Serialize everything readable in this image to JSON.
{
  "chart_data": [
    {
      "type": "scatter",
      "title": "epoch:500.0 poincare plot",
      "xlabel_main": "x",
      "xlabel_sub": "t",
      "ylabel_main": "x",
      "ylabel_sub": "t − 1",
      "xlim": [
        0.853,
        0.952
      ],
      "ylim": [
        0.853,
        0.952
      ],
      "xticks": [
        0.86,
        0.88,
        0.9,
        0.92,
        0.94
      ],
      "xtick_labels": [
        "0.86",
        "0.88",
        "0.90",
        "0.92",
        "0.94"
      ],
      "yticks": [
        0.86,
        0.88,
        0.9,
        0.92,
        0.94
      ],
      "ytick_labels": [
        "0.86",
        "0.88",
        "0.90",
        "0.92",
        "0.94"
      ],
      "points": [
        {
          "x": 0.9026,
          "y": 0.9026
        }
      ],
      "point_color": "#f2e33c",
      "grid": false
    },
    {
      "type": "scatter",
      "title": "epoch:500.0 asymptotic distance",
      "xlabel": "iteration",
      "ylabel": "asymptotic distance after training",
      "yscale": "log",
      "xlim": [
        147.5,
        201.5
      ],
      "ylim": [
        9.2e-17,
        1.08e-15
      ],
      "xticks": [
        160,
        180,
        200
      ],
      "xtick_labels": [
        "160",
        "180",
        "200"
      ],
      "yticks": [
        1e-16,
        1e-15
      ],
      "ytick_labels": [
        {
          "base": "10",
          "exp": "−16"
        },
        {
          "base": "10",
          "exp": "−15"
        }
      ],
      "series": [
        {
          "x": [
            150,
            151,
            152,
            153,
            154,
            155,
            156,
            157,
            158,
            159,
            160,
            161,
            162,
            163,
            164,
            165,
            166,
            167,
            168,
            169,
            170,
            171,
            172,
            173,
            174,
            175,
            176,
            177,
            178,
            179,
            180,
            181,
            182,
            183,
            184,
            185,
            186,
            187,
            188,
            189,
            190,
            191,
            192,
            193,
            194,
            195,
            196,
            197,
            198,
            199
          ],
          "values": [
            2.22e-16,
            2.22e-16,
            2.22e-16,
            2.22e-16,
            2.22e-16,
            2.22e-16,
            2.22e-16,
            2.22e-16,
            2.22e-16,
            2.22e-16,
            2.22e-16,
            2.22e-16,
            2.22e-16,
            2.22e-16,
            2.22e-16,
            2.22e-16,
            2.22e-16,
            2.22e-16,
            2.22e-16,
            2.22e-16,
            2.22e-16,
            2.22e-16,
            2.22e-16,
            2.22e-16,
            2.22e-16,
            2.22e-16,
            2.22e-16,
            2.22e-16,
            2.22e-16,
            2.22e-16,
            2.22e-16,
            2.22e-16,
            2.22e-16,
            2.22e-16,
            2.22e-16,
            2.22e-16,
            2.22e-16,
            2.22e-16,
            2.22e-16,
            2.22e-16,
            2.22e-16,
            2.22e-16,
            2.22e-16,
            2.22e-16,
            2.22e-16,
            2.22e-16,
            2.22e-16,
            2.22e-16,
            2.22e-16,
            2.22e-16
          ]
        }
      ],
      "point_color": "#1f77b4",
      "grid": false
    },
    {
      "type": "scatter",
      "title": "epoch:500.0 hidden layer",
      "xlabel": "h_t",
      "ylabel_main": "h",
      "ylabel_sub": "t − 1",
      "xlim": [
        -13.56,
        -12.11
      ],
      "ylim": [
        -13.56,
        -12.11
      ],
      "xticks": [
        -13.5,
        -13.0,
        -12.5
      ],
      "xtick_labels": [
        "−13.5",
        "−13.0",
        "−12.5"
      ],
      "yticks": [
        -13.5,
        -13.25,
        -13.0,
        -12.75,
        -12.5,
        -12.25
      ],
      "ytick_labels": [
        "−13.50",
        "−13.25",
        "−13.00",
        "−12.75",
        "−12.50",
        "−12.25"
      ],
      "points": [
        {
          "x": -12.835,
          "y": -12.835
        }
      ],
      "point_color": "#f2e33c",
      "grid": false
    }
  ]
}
...
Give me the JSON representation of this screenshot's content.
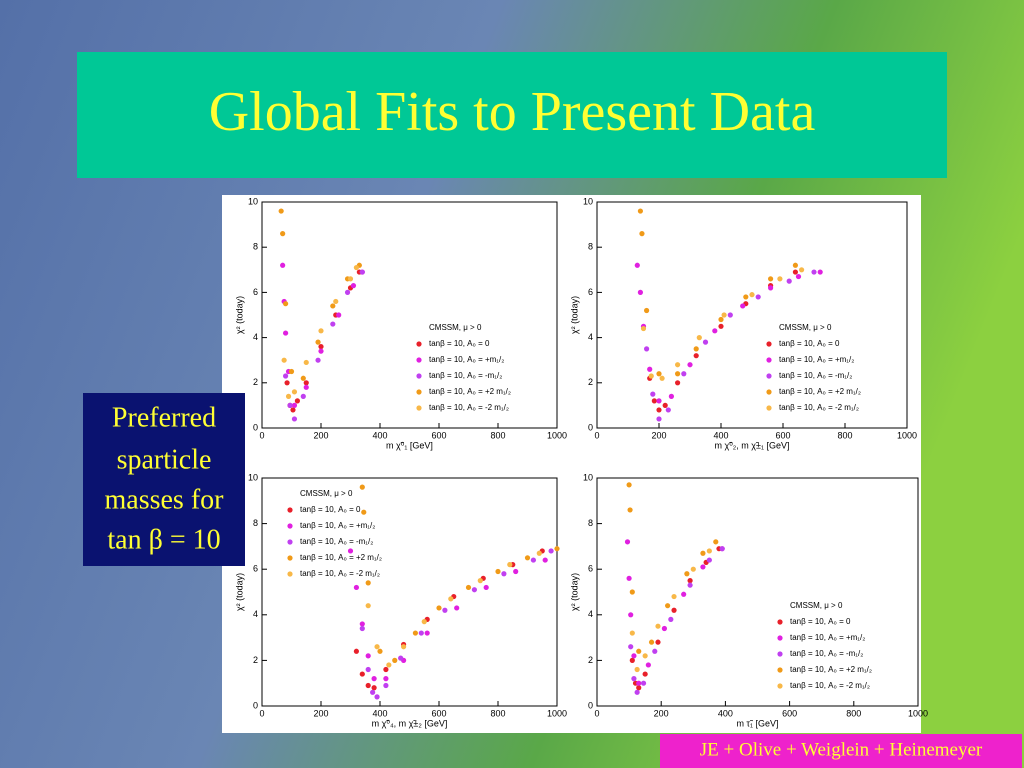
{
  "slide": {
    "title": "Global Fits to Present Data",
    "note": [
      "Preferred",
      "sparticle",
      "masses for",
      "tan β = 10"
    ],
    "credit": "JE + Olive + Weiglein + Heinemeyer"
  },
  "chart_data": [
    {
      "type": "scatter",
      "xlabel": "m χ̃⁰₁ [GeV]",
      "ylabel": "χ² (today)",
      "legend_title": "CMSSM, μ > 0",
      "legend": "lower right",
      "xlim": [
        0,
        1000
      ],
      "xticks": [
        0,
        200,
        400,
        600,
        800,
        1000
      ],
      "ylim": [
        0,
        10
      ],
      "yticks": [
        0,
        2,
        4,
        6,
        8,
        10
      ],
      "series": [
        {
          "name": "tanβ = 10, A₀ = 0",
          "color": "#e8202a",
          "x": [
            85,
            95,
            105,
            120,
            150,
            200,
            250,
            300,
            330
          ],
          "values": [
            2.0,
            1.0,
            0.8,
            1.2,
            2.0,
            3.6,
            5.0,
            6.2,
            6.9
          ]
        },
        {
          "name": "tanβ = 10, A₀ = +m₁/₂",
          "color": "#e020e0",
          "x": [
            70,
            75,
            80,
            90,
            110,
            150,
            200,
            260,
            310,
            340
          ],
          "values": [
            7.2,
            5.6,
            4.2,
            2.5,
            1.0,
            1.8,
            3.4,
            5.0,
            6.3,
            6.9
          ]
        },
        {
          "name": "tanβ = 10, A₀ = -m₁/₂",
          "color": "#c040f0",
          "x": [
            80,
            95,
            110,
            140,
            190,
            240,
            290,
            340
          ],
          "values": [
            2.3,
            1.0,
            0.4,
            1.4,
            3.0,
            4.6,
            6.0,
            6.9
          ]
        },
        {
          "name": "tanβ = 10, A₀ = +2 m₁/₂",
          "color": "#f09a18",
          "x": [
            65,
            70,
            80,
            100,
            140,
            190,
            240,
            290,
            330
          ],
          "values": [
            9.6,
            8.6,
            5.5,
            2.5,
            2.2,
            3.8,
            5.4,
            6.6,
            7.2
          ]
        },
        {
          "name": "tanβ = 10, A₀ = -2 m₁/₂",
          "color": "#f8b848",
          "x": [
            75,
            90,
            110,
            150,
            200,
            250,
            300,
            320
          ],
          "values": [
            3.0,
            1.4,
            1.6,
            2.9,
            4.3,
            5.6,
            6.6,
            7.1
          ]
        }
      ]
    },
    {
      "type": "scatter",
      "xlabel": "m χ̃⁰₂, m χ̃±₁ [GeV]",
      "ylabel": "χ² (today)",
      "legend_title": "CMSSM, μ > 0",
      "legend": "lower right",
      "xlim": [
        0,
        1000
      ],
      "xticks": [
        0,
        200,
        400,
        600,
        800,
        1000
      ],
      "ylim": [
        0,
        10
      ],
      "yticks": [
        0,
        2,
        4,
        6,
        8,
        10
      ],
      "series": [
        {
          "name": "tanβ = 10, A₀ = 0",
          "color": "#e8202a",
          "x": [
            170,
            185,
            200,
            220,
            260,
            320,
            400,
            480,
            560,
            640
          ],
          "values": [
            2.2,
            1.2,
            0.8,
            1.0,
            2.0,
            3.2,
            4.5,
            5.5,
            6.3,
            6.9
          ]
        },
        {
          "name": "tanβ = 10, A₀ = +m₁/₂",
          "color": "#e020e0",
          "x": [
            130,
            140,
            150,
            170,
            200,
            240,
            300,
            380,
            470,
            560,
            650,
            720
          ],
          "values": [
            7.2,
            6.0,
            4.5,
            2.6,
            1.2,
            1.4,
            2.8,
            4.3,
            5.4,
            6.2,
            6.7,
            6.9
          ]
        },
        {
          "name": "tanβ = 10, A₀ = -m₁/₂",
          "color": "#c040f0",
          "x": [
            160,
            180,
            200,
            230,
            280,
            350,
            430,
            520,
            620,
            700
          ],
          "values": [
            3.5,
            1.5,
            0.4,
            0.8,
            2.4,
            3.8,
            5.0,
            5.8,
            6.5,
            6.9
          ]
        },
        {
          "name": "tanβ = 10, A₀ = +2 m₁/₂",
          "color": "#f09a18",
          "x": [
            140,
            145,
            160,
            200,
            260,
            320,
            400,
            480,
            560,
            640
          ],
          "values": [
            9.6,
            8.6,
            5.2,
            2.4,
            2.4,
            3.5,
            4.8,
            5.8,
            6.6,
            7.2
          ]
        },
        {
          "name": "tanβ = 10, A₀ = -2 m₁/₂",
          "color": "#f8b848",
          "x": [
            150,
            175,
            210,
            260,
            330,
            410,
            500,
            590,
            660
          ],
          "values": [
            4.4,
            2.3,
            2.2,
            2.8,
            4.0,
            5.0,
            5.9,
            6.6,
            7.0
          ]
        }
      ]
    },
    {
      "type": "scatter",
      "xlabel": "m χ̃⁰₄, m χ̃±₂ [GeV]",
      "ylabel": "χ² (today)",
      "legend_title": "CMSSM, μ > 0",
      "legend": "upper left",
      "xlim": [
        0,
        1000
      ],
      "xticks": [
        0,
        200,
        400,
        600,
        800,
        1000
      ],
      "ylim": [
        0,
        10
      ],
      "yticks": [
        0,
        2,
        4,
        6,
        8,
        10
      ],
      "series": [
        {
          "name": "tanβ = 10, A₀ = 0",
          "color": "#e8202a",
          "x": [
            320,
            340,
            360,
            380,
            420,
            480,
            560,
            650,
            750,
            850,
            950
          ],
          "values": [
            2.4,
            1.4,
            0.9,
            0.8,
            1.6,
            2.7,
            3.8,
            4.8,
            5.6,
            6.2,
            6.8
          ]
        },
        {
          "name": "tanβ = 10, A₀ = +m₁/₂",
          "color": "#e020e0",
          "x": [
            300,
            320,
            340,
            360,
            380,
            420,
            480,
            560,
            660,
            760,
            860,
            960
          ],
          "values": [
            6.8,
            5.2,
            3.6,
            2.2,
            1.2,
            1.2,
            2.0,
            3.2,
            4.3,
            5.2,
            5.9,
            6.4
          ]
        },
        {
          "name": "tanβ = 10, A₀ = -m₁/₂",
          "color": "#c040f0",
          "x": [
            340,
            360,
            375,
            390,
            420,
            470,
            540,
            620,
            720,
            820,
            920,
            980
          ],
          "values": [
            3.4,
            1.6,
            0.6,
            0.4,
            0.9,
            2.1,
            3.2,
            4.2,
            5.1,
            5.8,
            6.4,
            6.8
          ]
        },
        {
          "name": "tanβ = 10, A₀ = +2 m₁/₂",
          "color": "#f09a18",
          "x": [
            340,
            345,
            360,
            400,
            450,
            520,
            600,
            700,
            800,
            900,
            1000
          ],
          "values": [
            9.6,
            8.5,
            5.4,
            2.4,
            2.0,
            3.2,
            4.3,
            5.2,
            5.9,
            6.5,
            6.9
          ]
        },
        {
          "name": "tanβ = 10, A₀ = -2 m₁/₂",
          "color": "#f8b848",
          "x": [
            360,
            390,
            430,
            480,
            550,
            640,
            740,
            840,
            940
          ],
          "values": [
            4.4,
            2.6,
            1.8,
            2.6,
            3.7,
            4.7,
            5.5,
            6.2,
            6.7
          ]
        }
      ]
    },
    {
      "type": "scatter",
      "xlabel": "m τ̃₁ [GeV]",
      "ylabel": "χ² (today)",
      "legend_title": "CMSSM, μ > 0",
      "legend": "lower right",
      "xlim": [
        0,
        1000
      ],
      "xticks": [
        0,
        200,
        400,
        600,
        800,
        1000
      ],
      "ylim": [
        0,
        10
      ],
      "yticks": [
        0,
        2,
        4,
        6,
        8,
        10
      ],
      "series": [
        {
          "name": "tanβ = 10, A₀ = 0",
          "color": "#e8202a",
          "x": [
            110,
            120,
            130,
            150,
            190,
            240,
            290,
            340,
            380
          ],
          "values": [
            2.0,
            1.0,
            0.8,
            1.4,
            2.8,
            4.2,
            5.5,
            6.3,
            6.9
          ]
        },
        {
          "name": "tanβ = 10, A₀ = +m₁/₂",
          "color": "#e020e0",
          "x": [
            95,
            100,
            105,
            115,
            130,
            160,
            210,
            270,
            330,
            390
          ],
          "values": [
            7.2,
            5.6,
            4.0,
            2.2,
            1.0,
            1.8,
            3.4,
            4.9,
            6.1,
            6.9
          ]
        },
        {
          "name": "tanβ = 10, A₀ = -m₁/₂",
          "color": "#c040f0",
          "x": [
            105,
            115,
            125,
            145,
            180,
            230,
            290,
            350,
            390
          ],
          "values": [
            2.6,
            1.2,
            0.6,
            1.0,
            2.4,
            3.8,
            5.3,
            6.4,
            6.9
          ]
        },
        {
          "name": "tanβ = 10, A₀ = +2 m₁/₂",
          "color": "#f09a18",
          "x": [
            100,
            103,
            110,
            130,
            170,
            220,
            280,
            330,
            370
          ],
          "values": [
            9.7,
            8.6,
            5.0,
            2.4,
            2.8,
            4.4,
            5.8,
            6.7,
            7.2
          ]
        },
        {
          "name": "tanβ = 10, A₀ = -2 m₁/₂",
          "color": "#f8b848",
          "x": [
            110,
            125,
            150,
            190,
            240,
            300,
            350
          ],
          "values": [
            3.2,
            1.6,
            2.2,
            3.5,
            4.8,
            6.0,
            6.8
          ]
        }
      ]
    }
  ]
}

> **The exercise**
Find the lines containing "JSON" and pull them out.

> **Answer**
Serialize everything readable in this image to JSON.
Give me the JSON representation of this screenshot's content.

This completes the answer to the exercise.